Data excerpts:

______________________________

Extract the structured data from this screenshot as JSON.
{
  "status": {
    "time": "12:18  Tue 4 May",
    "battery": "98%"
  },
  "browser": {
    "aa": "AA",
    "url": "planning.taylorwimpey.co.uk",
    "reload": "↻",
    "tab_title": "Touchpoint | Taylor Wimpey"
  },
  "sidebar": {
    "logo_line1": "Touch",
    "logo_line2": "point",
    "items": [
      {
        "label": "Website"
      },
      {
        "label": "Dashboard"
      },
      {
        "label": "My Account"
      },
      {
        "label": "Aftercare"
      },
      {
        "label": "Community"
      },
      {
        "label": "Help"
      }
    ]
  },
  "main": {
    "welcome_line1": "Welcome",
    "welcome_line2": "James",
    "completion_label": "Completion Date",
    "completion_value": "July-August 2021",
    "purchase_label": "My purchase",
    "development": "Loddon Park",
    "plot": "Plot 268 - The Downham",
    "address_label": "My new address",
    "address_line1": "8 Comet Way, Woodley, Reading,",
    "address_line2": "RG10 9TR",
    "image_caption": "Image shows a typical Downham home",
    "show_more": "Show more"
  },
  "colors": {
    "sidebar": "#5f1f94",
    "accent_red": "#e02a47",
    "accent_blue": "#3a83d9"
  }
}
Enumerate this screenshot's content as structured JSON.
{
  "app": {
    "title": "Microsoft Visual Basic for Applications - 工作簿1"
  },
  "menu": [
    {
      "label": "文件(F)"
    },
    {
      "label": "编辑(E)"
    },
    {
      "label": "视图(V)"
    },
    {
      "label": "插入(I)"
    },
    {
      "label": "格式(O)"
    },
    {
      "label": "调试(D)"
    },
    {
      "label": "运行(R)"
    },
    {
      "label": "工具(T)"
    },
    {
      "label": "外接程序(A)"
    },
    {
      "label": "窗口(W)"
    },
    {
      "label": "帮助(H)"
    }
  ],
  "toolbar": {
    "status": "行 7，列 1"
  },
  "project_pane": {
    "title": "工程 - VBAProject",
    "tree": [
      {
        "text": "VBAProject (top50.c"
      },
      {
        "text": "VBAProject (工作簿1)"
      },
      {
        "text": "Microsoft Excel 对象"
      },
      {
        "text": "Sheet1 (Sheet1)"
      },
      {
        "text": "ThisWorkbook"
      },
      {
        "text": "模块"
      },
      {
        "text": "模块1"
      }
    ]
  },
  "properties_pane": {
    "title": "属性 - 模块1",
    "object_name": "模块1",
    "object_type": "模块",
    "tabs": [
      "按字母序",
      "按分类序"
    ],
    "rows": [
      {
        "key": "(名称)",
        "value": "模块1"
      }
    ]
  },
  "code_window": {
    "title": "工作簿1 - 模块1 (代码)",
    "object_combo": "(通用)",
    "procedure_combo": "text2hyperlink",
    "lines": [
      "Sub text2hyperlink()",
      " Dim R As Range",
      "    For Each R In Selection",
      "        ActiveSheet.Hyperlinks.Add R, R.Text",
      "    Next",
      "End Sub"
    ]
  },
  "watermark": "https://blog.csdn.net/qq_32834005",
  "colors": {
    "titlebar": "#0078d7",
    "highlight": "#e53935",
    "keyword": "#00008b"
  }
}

______________________________

● PROBLEM:
Pull out every line in the material above where "structured" occurs.

● EXERCISE OUTPUT:
Extract the structured data from this screenshot as JSON.
Enumerate this screenshot's content as structured JSON.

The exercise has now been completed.